(EXERCISE DESCRIPTION):
Search the listing for "this" and copy every line where it appears.

(EXTRACTED INFORMATION):
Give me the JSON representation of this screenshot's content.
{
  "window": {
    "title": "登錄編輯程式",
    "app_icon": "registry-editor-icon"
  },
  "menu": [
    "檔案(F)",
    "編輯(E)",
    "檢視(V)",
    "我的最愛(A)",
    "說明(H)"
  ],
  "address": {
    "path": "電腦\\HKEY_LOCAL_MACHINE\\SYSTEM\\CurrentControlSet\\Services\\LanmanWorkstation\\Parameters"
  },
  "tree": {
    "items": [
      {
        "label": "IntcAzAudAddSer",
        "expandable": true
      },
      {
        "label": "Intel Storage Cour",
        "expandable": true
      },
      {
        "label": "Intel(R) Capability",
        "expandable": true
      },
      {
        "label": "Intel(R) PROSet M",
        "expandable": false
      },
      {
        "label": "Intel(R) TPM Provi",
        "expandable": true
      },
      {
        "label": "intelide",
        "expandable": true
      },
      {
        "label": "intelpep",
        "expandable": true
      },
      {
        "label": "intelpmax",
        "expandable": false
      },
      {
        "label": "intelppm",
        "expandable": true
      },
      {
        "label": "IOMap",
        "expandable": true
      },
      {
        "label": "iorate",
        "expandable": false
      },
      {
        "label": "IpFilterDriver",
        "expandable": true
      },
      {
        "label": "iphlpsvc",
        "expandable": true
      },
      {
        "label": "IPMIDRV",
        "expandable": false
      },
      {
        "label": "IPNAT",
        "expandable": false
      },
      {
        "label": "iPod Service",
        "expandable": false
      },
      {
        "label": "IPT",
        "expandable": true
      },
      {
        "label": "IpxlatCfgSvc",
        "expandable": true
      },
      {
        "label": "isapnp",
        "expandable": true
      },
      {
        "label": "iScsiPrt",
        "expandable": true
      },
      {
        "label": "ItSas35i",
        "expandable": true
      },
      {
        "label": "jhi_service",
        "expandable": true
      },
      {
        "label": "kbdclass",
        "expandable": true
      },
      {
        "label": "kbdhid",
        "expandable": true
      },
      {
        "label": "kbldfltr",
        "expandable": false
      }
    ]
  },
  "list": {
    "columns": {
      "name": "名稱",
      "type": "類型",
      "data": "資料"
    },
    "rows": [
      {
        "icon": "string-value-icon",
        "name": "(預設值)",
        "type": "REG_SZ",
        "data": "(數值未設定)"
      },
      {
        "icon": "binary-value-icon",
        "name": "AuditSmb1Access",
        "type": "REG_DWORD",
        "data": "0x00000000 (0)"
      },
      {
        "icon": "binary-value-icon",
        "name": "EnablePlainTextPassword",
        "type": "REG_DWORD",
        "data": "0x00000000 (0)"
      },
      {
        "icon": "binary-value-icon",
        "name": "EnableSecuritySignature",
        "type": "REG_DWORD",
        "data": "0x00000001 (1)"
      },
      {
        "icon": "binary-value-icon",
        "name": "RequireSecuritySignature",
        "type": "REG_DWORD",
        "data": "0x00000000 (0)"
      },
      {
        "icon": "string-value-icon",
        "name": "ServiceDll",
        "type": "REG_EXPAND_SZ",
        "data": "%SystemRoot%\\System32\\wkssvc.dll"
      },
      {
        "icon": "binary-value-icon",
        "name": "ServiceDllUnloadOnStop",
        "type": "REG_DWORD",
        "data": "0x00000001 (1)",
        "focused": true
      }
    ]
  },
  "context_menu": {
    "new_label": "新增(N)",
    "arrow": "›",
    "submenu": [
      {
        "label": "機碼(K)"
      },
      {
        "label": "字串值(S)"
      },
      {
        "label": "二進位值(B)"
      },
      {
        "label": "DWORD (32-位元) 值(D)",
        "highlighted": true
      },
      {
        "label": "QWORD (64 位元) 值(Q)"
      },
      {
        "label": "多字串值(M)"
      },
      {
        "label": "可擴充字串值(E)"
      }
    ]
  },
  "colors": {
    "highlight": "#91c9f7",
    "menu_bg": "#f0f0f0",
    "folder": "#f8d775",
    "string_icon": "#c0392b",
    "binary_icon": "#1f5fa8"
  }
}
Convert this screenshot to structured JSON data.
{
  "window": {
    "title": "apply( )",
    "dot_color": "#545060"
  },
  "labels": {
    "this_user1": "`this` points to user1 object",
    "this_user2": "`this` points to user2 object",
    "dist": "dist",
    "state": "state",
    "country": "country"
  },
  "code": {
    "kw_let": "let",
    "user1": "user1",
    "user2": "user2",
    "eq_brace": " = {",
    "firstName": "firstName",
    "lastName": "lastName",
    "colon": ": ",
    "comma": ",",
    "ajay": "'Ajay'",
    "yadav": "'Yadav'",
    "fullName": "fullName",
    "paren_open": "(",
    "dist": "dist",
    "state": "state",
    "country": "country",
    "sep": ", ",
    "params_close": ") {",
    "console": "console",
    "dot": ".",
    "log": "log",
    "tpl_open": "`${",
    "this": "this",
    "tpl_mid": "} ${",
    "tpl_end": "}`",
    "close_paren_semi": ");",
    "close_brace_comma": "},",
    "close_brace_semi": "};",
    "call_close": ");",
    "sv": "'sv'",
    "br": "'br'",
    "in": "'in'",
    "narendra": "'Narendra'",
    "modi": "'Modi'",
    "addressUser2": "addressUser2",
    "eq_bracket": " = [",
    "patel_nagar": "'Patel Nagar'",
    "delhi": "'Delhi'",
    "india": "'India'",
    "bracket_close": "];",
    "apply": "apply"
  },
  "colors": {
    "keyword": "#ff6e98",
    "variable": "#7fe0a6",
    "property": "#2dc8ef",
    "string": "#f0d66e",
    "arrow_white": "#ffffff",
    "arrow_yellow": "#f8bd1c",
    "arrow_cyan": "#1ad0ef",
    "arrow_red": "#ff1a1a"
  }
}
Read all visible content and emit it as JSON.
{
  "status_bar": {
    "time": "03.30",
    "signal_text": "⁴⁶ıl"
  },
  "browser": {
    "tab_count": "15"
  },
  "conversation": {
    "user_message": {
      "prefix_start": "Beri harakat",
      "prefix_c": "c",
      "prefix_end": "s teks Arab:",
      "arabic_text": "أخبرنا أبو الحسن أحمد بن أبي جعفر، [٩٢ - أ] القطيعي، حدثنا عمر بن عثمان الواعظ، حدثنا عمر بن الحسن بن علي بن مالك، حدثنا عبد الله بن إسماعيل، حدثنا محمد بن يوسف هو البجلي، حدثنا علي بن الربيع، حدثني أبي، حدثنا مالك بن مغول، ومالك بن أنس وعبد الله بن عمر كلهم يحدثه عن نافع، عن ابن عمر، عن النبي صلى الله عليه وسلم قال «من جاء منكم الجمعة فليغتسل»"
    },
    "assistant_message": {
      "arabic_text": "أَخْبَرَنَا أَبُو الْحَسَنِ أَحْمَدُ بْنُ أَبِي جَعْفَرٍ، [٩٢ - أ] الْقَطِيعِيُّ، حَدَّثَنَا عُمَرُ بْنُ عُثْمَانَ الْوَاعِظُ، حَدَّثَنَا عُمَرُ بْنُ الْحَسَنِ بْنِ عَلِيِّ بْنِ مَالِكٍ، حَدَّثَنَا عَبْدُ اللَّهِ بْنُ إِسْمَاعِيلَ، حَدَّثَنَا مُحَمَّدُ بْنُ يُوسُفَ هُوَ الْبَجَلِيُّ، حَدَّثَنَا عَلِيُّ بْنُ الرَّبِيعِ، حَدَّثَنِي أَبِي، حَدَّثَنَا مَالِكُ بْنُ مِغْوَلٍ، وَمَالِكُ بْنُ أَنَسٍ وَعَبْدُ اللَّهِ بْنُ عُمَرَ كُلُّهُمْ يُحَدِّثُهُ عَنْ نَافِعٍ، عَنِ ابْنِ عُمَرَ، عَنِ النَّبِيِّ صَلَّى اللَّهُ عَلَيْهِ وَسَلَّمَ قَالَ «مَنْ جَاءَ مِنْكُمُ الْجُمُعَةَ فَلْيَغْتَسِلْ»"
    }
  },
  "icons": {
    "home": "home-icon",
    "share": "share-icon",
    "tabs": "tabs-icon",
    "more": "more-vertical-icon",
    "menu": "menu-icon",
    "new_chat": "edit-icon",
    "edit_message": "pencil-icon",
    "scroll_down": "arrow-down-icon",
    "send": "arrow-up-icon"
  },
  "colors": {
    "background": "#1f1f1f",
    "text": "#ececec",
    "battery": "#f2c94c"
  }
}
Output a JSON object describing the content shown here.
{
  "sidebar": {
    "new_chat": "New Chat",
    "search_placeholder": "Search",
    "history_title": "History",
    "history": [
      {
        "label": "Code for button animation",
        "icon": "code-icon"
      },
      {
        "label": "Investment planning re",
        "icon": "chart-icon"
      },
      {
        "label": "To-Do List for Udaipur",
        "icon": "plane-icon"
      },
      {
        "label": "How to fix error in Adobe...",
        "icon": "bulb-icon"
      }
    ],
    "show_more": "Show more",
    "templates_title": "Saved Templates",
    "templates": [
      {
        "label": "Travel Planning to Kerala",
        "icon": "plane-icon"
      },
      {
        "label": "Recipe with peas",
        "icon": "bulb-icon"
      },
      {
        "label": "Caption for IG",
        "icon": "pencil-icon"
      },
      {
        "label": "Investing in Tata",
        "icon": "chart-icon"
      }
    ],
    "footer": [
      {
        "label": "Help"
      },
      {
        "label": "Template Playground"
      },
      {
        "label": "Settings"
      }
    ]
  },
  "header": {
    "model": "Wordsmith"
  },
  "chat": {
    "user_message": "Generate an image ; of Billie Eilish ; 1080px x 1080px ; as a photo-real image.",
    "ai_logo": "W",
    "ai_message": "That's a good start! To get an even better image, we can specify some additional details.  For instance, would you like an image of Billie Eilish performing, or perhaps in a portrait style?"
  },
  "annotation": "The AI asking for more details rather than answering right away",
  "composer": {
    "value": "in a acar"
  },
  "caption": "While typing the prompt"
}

(WRITTEN RESPONSE):
Give me the JSON representation of this screenshot's content.
Convert this screenshot to structured JSON data.
    "this_user1": "`this` points to user1 object",
    "this_user2": "`this` points to user2 object",
    "this": "this",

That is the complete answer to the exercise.